Goal of the exercise =
Please update the lines below so that every "Keyboard" reads "Keypad", and leave everything else unchanged.

Supplied material =
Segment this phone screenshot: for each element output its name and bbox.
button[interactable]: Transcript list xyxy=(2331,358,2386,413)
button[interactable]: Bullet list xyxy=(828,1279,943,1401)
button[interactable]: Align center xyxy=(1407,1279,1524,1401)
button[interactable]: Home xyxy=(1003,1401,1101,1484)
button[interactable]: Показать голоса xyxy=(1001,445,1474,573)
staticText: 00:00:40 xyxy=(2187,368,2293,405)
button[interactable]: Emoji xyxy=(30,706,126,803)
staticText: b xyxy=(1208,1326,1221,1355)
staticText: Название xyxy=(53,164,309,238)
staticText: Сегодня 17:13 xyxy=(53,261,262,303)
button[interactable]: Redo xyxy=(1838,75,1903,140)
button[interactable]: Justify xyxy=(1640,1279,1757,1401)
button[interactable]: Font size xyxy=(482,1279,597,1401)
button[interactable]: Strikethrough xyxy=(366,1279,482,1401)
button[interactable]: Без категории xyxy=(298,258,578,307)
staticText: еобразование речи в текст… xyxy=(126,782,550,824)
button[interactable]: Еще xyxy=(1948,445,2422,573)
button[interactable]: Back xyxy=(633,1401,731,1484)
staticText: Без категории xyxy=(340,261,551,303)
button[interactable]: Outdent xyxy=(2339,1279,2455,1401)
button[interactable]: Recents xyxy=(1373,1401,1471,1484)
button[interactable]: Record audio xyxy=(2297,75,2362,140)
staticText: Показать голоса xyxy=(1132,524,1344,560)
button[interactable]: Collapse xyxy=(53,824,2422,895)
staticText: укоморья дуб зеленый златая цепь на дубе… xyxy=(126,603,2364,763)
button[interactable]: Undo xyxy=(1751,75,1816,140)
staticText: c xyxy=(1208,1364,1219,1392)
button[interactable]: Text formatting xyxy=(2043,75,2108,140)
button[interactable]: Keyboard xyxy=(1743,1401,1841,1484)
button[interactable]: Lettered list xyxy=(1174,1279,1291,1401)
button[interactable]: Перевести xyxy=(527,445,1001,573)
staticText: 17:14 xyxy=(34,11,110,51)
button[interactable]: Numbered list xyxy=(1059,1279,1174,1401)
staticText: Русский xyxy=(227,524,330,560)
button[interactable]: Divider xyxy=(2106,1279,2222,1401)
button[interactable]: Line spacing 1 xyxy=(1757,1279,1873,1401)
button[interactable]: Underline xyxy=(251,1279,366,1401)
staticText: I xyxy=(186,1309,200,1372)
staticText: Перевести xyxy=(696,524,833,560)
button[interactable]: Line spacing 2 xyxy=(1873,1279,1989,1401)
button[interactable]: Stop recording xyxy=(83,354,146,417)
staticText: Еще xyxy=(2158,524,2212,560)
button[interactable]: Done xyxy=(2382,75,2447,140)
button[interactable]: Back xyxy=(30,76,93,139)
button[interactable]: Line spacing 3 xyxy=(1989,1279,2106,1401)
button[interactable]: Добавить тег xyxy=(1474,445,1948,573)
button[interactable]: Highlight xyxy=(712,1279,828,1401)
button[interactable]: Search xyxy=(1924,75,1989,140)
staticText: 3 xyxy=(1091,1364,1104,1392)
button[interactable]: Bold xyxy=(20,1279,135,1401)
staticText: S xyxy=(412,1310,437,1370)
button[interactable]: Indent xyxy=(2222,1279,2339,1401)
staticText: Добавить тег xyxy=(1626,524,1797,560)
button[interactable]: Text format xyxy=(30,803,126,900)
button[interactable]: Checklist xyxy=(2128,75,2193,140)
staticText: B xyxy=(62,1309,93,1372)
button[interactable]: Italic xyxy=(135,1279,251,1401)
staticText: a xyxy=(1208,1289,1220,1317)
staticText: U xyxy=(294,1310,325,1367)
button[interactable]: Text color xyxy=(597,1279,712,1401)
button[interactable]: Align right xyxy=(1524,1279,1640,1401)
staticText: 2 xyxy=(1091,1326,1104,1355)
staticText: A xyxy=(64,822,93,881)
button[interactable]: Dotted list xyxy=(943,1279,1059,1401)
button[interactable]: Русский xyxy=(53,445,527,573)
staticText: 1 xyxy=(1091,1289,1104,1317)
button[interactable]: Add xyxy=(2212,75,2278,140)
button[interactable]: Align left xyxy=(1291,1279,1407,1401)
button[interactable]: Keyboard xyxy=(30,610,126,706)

Full output =
Segment this phone screenshot: for each element output its name and bbox.
button[interactable]: Transcript list xyxy=(2331,358,2386,413)
button[interactable]: Bullet list xyxy=(828,1279,943,1401)
button[interactable]: Align center xyxy=(1407,1279,1524,1401)
button[interactable]: Home xyxy=(1003,1401,1101,1484)
button[interactable]: Показать голоса xyxy=(1001,445,1474,573)
staticText: 00:00:40 xyxy=(2187,368,2293,405)
button[interactable]: Emoji xyxy=(30,706,126,803)
staticText: b xyxy=(1208,1326,1221,1355)
staticText: Название xyxy=(53,164,309,238)
staticText: Сегодня 17:13 xyxy=(53,261,262,303)
button[interactable]: Redo xyxy=(1838,75,1903,140)
button[interactable]: Justify xyxy=(1640,1279,1757,1401)
button[interactable]: Font size xyxy=(482,1279,597,1401)
button[interactable]: Strikethrough xyxy=(366,1279,482,1401)
button[interactable]: Без категории xyxy=(298,258,578,307)
staticText: еобразование речи в текст… xyxy=(126,782,550,824)
button[interactable]: Еще xyxy=(1948,445,2422,573)
button[interactable]: Back xyxy=(633,1401,731,1484)
staticText: Без категории xyxy=(340,261,551,303)
button[interactable]: Outdent xyxy=(2339,1279,2455,1401)
button[interactable]: Recents xyxy=(1373,1401,1471,1484)
button[interactable]: Record audio xyxy=(2297,75,2362,140)
staticText: Показать голоса xyxy=(1132,524,1344,560)
button[interactable]: Collapse xyxy=(53,824,2422,895)
staticText: укоморья дуб зеленый златая цепь на дубе… xyxy=(126,603,2364,763)
button[interactable]: Undo xyxy=(1751,75,1816,140)
staticText: c xyxy=(1208,1364,1219,1392)
button[interactable]: Text formatting xyxy=(2043,75,2108,140)
button[interactable]: Keypad xyxy=(1743,1401,1841,1484)
button[interactable]: Lettered list xyxy=(1174,1279,1291,1401)
button[interactable]: Перевести xyxy=(527,445,1001,573)
staticText: 17:14 xyxy=(34,11,110,51)
button[interactable]: Numbered list xyxy=(1059,1279,1174,1401)
staticText: Русский xyxy=(227,524,330,560)
button[interactable]: Divider xyxy=(2106,1279,2222,1401)
button[interactable]: Line spacing 1 xyxy=(1757,1279,1873,1401)
button[interactable]: Underline xyxy=(251,1279,366,1401)
staticText: I xyxy=(186,1309,200,1372)
staticText: Перевести xyxy=(696,524,833,560)
button[interactable]: Line spacing 2 xyxy=(1873,1279,1989,1401)
button[interactable]: Stop recording xyxy=(83,354,146,417)
staticText: Еще xyxy=(2158,524,2212,560)
button[interactable]: Done xyxy=(2382,75,2447,140)
button[interactable]: Back xyxy=(30,76,93,139)
button[interactable]: Line spacing 3 xyxy=(1989,1279,2106,1401)
button[interactable]: Добавить тег xyxy=(1474,445,1948,573)
button[interactable]: Highlight xyxy=(712,1279,828,1401)
button[interactable]: Search xyxy=(1924,75,1989,140)
staticText: 3 xyxy=(1091,1364,1104,1392)
button[interactable]: Bold xyxy=(20,1279,135,1401)
staticText: S xyxy=(412,1310,437,1370)
button[interactable]: Indent xyxy=(2222,1279,2339,1401)
staticText: Добавить тег xyxy=(1626,524,1797,560)
button[interactable]: Text format xyxy=(30,803,126,900)
button[interactable]: Checklist xyxy=(2128,75,2193,140)
staticText: B xyxy=(62,1309,93,1372)
button[interactable]: Italic xyxy=(135,1279,251,1401)
staticText: a xyxy=(1208,1289,1220,1317)
staticText: U xyxy=(294,1310,325,1367)
button[interactable]: Text color xyxy=(597,1279,712,1401)
button[interactable]: Align right xyxy=(1524,1279,1640,1401)
staticText: 2 xyxy=(1091,1326,1104,1355)
staticText: A xyxy=(64,822,93,881)
button[interactable]: Dotted list xyxy=(943,1279,1059,1401)
button[interactable]: Русский xyxy=(53,445,527,573)
staticText: 1 xyxy=(1091,1289,1104,1317)
button[interactable]: Add xyxy=(2212,75,2278,140)
button[interactable]: Align left xyxy=(1291,1279,1407,1401)
button[interactable]: Keypad xyxy=(30,610,126,706)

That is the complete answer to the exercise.